:: Record set ::
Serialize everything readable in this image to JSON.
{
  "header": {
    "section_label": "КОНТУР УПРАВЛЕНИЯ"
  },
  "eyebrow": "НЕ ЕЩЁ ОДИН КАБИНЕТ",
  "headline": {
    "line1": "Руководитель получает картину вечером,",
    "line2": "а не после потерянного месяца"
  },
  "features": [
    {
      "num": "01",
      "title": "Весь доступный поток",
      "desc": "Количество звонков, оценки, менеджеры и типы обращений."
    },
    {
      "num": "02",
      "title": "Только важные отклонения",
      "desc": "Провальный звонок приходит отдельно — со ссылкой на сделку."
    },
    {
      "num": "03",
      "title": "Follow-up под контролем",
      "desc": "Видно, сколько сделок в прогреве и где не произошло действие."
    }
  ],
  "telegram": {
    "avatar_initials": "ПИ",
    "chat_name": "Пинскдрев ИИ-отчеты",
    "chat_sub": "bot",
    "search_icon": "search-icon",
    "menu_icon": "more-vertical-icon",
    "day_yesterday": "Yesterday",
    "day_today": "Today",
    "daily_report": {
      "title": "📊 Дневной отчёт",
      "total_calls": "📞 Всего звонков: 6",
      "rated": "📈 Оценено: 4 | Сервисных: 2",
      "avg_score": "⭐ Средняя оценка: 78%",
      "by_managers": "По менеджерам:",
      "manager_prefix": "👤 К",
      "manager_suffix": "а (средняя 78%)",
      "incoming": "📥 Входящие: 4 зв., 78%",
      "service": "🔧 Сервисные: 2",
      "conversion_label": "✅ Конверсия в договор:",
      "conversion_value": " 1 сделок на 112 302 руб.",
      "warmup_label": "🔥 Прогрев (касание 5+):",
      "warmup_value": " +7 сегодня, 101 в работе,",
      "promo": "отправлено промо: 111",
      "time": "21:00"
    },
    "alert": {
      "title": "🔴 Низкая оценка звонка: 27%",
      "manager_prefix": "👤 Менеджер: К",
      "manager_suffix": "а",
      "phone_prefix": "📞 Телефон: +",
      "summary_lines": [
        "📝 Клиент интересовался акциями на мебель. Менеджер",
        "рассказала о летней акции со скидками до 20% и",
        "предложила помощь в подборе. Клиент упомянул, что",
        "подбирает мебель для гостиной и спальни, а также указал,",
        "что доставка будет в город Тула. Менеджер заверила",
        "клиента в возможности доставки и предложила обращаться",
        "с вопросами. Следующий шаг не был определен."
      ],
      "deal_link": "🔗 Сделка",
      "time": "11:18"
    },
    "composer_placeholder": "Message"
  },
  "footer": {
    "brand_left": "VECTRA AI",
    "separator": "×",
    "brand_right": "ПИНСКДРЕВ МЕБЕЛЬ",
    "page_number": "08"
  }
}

:: What to work on ::
Exact copies of all the records are required.

:: Response ::
Serialize everything readable in this image to JSON.
{
  "header": {
    "section_label": "КОНТУР УПРАВЛЕНИЯ"
  },
  "eyebrow": "НЕ ЕЩЁ ОДИН КАБИНЕТ",
  "headline": {
    "line1": "Руководитель получает картину вечером,",
    "line2": "а не после потерянного месяца"
  },
  "features": [
    {
      "num": "01",
      "title": "Весь доступный поток",
      "desc": "Количество звонков, оценки, менеджеры и типы обращений."
    },
    {
      "num": "02",
      "title": "Только важные отклонения",
      "desc": "Провальный звонок приходит отдельно — со ссылкой на сделку."
    },
    {
      "num": "03",
      "title": "Follow-up под контролем",
      "desc": "Видно, сколько сделок в прогреве и где не произошло действие."
    }
  ],
  "telegram": {
    "avatar_initials": "ПИ",
    "chat_name": "Пинскдрев ИИ-отчеты",
    "chat_sub": "bot",
    "search_icon": "search-icon",
    "menu_icon": "more-vertical-icon",
    "day_yesterday": "Yesterday",
    "day_today": "Today",
    "daily_report": {
      "title": "📊 Дневной отчёт",
      "total_calls": "📞 Всего звонков: 6",
      "rated": "📈 Оценено: 4 | Сервисных: 2",
      "avg_score": "⭐ Средняя оценка: 78%",
      "by_managers": "По менеджерам:",
      "manager_prefix": "👤 К",
      "manager_suffix": "а (средняя 78%)",
      "incoming": "📥 Входящие: 4 зв., 78%",
      "service": "🔧 Сервисные: 2",
      "conversion_label": "✅ Конверсия в договор:",
      "conversion_value": " 1 сделок на 112 302 руб.",
      "warmup_label": "🔥 Прогрев (касание 5+):",
      "warmup_value": " +7 сегодня, 101 в работе,",
      "promo": "отправлено промо: 111",
      "time": "21:00"
    },
    "alert": {
      "title": "🔴 Низкая оценка звонка: 27%",
      "manager_prefix": "👤 Менеджер: К",
      "manager_suffix": "а",
      "phone_prefix": "📞 Телефон: +",
      "summary_lines": [
        "📝 Клиент интересовался акциями на мебель. Менеджер",
        "рассказала о летней акции со скидками до 20% и",
        "предложила помощь в подборе. Клиент упомянул, что",
        "подбирает мебель для гостиной и спальни, а также указал,",
        "что доставка будет в город Тула. Менеджер заверила",
        "клиента в возможности доставки и предложила обращаться",
        "с вопросами. Следующий шаг не был определен."
      ],
      "deal_link": "🔗 Сделка",
      "time": "11:18"
    },
    "composer_placeholder": "Message"
  },
  "footer": {
    "brand_left": "VECTRA AI",
    "separator": "×",
    "brand_right": "ПИНСКДРЕВ МЕБЕЛЬ",
    "page_number": "08"
  }
}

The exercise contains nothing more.